> TASK TO COMPLETE:
The records below are to be repeated in full, exactly as they are.
* BEGIN TASK INPUTS *
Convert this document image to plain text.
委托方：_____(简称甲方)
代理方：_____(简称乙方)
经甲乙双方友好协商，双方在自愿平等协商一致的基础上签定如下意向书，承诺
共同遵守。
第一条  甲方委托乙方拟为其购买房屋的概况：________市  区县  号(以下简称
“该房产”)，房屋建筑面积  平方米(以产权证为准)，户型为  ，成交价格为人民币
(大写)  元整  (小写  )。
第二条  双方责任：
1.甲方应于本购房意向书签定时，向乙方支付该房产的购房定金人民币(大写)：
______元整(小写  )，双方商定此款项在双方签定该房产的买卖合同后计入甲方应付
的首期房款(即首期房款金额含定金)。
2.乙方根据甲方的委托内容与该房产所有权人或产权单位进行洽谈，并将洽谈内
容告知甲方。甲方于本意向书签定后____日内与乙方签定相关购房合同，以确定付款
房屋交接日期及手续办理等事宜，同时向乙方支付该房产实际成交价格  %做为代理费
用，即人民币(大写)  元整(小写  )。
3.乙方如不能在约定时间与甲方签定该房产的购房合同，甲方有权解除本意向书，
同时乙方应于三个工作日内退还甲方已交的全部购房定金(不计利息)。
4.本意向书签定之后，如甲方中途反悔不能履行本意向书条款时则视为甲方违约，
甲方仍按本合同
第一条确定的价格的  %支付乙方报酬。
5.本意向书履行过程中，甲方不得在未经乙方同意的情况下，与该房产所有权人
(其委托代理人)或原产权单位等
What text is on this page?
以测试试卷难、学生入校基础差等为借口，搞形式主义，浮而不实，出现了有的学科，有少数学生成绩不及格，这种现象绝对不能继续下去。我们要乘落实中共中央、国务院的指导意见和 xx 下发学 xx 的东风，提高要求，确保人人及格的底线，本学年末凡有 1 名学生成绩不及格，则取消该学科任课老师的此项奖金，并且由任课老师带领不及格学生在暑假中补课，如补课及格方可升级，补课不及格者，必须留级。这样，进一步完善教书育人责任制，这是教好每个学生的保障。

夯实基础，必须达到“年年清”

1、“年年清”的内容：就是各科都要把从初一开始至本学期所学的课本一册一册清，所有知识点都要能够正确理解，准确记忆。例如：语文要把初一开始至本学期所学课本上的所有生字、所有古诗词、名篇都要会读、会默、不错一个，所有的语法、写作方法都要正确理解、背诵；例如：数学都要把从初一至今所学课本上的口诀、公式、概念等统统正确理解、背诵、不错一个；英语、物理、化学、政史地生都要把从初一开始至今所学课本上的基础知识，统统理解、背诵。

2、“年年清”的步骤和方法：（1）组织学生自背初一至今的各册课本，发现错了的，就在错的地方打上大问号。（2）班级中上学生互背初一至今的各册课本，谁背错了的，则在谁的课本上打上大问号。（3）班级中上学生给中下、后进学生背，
* END TASK INPUTS *
> FULL RESPONSE:
Convert this document image to plain text.
委托方：_____(简称甲方)
代理方：_____(简称乙方)
经甲乙双方友好协商，双方在自愿平等协商一致的基础上签定如下意向书，承诺
共同遵守。
第一条  甲方委托乙方拟为其购买房屋的概况：________市  区县  号(以下简称
“该房产”)，房屋建筑面积  平方米(以产权证为准)，户型为  ，成交价格为人民币
(大写)  元整  (小写  )。
第二条  双方责任：
1.甲方应于本购房意向书签定时，向乙方支付该房产的购房定金人民币(大写)：
______元整(小写  )，双方商定此款项在双方签定该房产的买卖合同后计入甲方应付
的首期房款(即首期房款金额含定金)。
2.乙方根据甲方的委托内容与该房产所有权人或产权单位进行洽谈，并将洽谈内
容告知甲方。甲方于本意向书签定后____日内与乙方签定相关购房合同，以确定付款
房屋交接日期及手续办理等事宜，同时向乙方支付该房产实际成交价格  %做为代理费
用，即人民币(大写)  元整(小写  )。
3.乙方如不能在约定时间与甲方签定该房产的购房合同，甲方有权解除本意向书，
同时乙方应于三个工作日内退还甲方已交的全部购房定金(不计利息)。
4.本意向书签定之后，如甲方中途反悔不能履行本意向书条款时则视为甲方违约，
甲方仍按本合同
第一条确定的价格的  %支付乙方报酬。
5.本意向书履行过程中，甲方不得在未经乙方同意的情况下，与该房产所有权人
(其委托代理人)或原产权单位等
What text is on this page?
以测试试卷难、学生入校基础差等为借口，搞形式主义，浮而不实，出现了有的学科，有少数学生成绩不及格，这种现象绝对不能继续下去。我们要乘落实中共中央、国务院的指导意见和 xx 下发学 xx 的东风，提高要求，确保人人及格的底线，本学年末凡有 1 名学生成绩不及格，则取消该学科任课老师的此项奖金，并且由任课老师带领不及格学生在暑假中补课，如补课及格方可升级，补课不及格者，必须留级。这样，进一步完善教书育人责任制，这是教好每个学生的保障。

夯实基础，必须达到“年年清”

1、“年年清”的内容：就是各科都要把从初一开始至本学期所学的课本一册一册清，所有知识点都要能够正确理解，准确记忆。例如：语文要把初一开始至本学期所学课本上的所有生字、所有古诗词、名篇都要会读、会默、不错一个，所有的语法、写作方法都要正确理解、背诵；例如：数学都要把从初一至今所学课本上的口诀、公式、概念等统统正确理解、背诵、不错一个；英语、物理、化学、政史地生都要把从初一开始至今所学课本上的基础知识，统统理解、背诵。

2、“年年清”的步骤和方法：（1）组织学生自背初一至今的各册课本，发现错了的，就在错的地方打上大问号。（2）班级中上学生互背初一至今的各册课本，谁背错了的，则在谁的课本上打上大问号。（3）班级中上学生给中下、后进学生背，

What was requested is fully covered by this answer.